-- start of Records for this task --
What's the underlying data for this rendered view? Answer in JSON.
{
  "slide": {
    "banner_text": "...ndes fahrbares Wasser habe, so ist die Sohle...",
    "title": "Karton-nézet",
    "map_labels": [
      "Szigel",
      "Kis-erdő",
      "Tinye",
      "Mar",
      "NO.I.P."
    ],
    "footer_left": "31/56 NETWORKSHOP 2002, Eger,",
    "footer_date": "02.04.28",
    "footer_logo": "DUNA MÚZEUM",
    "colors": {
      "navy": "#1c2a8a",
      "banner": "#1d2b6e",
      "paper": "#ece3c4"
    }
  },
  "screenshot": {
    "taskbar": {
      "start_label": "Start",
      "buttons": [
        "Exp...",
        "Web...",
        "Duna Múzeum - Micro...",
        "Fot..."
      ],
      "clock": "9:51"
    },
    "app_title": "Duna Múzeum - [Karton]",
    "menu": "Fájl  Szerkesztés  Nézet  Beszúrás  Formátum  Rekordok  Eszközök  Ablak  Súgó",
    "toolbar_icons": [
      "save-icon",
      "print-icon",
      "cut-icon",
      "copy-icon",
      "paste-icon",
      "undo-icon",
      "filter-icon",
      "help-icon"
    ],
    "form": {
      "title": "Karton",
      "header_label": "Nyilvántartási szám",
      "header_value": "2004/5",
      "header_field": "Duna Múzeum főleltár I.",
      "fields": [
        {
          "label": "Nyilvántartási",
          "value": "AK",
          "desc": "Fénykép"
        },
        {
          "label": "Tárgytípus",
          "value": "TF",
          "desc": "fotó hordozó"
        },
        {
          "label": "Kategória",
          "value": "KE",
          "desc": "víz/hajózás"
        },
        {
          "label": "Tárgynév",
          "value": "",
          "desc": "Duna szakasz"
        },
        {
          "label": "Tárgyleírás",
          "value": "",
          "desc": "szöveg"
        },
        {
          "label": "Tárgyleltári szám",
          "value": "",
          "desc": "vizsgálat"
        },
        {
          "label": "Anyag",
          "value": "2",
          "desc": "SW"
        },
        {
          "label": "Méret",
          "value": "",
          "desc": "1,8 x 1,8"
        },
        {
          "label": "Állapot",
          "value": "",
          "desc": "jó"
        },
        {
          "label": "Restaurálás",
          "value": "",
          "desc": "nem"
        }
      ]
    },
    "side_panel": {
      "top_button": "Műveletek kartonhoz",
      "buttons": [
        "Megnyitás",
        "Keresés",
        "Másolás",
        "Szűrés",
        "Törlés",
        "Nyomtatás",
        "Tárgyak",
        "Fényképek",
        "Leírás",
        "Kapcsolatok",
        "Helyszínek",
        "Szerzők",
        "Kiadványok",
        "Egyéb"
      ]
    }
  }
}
-- end of Records for this task --
**Requirements**
Produce an exact copy of all the records.

**Completed exercise**
What's the underlying data for this rendered view? Answer in JSON.
{
  "slide": {
    "banner_text": "...ndes fahrbares Wasser habe, so ist die Sohle...",
    "title": "Karton-nézet",
    "map_labels": [
      "Szigel",
      "Kis-erdő",
      "Tinye",
      "Mar",
      "NO.I.P."
    ],
    "footer_left": "31/56 NETWORKSHOP 2002, Eger,",
    "footer_date": "02.04.28",
    "footer_logo": "DUNA MÚZEUM",
    "colors": {
      "navy": "#1c2a8a",
      "banner": "#1d2b6e",
      "paper": "#ece3c4"
    }
  },
  "screenshot": {
    "taskbar": {
      "start_label": "Start",
      "buttons": [
        "Exp...",
        "Web...",
        "Duna Múzeum - Micro...",
        "Fot..."
      ],
      "clock": "9:51"
    },
    "app_title": "Duna Múzeum - [Karton]",
    "menu": "Fájl  Szerkesztés  Nézet  Beszúrás  Formátum  Rekordok  Eszközök  Ablak  Súgó",
    "toolbar_icons": [
      "save-icon",
      "print-icon",
      "cut-icon",
      "copy-icon",
      "paste-icon",
      "undo-icon",
      "filter-icon",
      "help-icon"
    ],
    "form": {
      "title": "Karton",
      "header_label": "Nyilvántartási szám",
      "header_value": "2004/5",
      "header_field": "Duna Múzeum főleltár I.",
      "fields": [
        {
          "label": "Nyilvántartási",
          "value": "AK",
          "desc": "Fénykép"
        },
        {
          "label": "Tárgytípus",
          "value": "TF",
          "desc": "fotó hordozó"
        },
        {
          "label": "Kategória",
          "value": "KE",
          "desc": "víz/hajózás"
        },
        {
          "label": "Tárgynév",
          "value": "",
          "desc": "Duna szakasz"
        },
        {
          "label": "Tárgyleírás",
          "value": "",
          "desc": "szöveg"
        },
        {
          "label": "Tárgyleltári szám",
          "value": "",
          "desc": "vizsgálat"
        },
        {
          "label": "Anyag",
          "value": "2",
          "desc": "SW"
        },
        {
          "label": "Méret",
          "value": "",
          "desc": "1,8 x 1,8"
        },
        {
          "label": "Állapot",
          "value": "",
          "desc": "jó"
        },
        {
          "label": "Restaurálás",
          "value": "",
          "desc": "nem"
        }
      ]
    },
    "side_panel": {
      "top_button": "Műveletek kartonhoz",
      "buttons": [
        "Megnyitás",
        "Keresés",
        "Másolás",
        "Szűrés",
        "Törlés",
        "Nyomtatás",
        "Tárgyak",
        "Fényképek",
        "Leírás",
        "Kapcsolatok",
        "Helyszínek",
        "Szerzők",
        "Kiadványok",
        "Egyéb"
      ]
    }
  }
}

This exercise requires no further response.